# Exercise
Report the number of lines in the data below that hold "obtener", without any other words.

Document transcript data
++++++

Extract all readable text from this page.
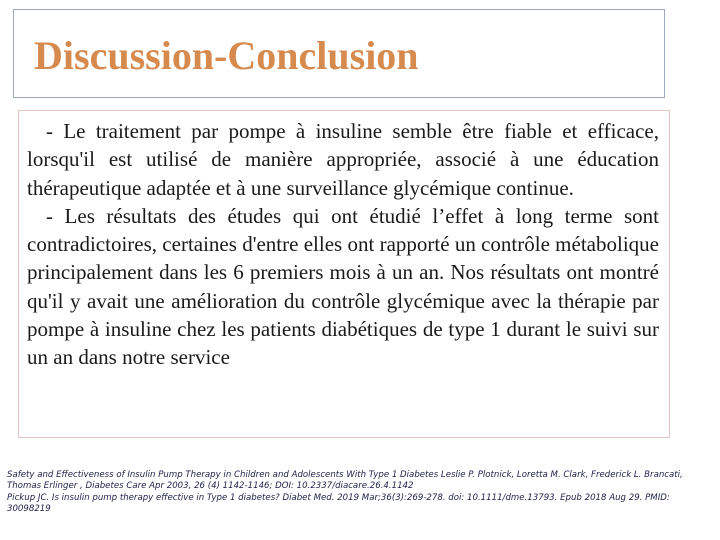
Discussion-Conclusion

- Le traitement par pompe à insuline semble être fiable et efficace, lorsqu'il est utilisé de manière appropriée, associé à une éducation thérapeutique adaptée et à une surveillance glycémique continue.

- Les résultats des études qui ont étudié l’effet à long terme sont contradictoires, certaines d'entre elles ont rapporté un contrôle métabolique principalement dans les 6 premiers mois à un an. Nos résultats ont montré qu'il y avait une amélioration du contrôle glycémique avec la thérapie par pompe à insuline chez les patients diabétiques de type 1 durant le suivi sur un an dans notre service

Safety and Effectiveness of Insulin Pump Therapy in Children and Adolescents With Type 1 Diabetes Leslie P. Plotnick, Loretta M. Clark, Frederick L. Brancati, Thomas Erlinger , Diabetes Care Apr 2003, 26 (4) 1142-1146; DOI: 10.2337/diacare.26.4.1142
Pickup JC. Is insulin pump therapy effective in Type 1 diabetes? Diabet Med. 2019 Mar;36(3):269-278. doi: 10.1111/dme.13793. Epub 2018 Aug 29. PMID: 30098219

++++++

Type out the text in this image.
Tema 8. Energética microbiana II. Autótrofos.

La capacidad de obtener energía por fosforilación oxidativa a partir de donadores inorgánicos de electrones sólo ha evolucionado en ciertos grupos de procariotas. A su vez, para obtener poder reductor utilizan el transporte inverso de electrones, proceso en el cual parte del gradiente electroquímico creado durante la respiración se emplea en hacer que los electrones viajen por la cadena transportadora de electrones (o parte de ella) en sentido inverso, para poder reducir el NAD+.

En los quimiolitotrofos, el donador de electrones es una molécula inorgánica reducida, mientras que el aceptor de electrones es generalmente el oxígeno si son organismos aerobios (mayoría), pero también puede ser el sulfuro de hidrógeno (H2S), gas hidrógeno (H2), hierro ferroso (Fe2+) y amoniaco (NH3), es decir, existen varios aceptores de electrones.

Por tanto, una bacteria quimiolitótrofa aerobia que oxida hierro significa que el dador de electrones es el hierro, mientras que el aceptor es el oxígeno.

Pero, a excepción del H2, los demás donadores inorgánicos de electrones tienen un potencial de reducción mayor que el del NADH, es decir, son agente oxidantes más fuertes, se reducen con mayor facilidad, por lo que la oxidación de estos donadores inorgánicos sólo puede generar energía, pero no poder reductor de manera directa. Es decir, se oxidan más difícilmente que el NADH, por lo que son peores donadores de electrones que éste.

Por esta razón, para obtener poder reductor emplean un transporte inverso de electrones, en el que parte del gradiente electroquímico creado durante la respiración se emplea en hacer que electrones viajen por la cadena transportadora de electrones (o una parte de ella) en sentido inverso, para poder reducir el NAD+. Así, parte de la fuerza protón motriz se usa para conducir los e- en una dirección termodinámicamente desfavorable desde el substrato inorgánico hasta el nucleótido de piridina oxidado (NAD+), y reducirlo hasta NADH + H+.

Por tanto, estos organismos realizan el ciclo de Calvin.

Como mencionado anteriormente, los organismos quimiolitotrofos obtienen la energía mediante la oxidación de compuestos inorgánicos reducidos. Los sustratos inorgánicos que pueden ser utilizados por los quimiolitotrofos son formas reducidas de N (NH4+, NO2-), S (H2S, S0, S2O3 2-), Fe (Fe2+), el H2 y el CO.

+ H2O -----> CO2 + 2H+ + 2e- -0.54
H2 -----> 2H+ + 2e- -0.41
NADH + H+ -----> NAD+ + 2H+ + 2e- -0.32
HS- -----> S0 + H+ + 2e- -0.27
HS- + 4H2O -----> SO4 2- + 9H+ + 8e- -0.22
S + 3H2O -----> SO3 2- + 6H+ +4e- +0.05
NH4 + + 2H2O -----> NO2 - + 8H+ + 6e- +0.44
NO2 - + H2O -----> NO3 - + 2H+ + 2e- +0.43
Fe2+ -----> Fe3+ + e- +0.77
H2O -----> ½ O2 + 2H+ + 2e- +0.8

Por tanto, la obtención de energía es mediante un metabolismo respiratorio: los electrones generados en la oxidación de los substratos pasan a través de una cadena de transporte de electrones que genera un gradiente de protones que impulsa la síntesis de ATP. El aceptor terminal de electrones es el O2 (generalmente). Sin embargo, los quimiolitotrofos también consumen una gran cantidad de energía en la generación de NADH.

++++++

# Your response
2